» **Requirements**
From the entries below, gather each line containing the word "Inflation".

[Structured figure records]
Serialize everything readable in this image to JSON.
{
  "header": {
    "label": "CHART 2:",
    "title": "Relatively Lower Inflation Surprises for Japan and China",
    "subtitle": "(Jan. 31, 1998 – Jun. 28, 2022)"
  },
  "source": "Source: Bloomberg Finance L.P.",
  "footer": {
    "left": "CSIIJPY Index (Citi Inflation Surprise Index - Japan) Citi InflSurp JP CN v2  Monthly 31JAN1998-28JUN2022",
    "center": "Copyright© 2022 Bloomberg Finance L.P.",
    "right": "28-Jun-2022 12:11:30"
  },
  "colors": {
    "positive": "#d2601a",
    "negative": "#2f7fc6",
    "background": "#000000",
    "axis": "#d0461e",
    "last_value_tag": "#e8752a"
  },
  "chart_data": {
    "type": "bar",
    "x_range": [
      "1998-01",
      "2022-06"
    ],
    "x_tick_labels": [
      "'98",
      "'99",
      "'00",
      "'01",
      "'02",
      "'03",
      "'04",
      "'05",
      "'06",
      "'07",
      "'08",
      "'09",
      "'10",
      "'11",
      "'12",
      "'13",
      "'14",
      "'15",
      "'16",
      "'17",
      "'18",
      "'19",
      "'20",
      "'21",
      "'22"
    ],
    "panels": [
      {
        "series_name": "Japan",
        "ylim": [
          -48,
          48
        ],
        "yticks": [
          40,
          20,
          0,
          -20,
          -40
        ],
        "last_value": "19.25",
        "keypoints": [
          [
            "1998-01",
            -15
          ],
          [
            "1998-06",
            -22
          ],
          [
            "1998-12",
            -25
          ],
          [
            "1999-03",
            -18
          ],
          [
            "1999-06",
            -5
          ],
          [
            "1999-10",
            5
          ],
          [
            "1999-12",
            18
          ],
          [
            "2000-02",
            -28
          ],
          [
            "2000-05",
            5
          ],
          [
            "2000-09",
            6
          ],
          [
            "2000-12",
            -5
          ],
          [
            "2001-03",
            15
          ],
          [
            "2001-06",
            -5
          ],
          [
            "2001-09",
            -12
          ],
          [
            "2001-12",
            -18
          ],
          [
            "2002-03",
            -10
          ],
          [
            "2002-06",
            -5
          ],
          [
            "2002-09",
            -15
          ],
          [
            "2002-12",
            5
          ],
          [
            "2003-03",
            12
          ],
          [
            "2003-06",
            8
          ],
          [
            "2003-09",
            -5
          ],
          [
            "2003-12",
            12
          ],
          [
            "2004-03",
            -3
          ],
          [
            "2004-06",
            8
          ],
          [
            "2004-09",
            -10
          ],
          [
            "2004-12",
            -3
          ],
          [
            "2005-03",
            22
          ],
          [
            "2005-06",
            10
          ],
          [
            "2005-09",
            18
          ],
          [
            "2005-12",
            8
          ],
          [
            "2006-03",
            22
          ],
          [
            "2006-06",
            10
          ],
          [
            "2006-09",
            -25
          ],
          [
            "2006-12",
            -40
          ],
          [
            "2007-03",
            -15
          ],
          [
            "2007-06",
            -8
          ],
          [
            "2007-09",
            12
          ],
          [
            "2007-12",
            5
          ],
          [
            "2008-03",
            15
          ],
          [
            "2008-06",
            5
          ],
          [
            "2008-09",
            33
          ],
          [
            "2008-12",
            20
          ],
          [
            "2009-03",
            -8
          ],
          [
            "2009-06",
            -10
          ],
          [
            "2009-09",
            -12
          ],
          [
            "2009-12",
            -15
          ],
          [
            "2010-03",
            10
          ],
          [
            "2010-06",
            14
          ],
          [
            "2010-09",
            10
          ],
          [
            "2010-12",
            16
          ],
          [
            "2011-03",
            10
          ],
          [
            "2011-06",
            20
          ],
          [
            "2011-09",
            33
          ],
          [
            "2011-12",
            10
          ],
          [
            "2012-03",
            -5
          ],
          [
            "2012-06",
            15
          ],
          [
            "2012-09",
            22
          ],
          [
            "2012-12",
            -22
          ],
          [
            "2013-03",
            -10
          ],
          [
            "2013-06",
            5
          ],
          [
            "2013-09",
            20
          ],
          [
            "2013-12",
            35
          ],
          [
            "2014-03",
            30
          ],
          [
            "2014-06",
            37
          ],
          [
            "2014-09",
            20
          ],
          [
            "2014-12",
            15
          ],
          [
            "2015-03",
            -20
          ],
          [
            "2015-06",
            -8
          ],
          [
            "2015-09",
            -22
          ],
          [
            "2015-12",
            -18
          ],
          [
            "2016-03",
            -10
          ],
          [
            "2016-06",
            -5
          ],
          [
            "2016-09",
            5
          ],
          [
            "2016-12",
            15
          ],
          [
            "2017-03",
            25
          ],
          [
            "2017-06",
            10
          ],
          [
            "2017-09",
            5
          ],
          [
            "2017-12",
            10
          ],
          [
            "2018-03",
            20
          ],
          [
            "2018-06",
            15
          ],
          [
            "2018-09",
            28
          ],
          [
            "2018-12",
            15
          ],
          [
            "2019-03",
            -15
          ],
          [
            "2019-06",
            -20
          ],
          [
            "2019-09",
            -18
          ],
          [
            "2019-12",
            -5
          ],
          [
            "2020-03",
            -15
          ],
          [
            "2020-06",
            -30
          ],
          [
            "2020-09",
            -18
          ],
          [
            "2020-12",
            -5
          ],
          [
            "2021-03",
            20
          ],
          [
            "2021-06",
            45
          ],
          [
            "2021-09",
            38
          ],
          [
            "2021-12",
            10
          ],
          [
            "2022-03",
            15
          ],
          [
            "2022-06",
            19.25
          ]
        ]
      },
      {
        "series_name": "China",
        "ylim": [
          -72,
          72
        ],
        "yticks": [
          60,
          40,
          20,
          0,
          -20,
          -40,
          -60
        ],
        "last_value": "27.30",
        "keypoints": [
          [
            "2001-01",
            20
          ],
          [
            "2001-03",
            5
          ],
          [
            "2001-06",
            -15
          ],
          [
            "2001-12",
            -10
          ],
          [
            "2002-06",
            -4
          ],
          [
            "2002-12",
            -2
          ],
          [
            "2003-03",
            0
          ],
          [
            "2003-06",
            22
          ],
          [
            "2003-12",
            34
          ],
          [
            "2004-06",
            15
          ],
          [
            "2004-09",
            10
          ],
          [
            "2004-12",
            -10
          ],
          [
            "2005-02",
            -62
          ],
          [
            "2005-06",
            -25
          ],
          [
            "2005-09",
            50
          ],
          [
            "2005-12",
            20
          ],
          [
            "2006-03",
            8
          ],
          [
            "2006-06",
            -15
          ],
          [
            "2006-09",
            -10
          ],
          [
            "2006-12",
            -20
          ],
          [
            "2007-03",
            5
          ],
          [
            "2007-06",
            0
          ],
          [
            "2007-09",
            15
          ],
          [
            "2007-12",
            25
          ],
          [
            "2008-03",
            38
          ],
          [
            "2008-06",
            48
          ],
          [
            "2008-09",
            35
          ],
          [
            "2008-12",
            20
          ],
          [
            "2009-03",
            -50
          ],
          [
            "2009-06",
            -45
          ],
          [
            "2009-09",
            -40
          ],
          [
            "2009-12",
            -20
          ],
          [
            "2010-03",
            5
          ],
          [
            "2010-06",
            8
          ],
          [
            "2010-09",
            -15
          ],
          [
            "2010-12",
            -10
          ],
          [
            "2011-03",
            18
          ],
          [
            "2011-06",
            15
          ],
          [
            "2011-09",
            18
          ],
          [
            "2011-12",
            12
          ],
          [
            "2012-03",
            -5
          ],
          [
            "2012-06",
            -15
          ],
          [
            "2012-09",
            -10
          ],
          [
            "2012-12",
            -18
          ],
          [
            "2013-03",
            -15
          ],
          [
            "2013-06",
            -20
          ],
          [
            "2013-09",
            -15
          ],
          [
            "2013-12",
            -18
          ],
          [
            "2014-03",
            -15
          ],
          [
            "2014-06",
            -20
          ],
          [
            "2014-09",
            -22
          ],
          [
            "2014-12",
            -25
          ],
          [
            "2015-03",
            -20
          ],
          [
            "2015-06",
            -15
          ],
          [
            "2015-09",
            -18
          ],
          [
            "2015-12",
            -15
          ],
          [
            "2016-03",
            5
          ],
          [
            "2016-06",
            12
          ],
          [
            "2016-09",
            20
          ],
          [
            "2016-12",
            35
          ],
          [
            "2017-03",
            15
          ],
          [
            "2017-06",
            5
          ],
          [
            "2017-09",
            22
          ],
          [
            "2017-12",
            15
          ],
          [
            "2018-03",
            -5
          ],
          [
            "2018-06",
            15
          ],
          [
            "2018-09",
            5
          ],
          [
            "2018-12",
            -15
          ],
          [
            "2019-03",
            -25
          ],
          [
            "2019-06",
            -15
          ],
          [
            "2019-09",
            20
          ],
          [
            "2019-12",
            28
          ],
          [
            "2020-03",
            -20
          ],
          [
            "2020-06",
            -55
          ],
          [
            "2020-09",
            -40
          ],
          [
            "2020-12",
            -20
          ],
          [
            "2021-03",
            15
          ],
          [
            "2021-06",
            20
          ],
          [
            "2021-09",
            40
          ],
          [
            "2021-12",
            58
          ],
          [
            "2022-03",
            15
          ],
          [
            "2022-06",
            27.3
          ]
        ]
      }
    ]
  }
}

» **Problem solution**
    "title": "Relatively Lower Inflation Surprises for Japan and China",
    "left": "CSIIJPY Index (Citi Inflation Surprise Index - Japan) Citi InflSurp JP CN v2  Monthly 31JAN1998-28JUN2022",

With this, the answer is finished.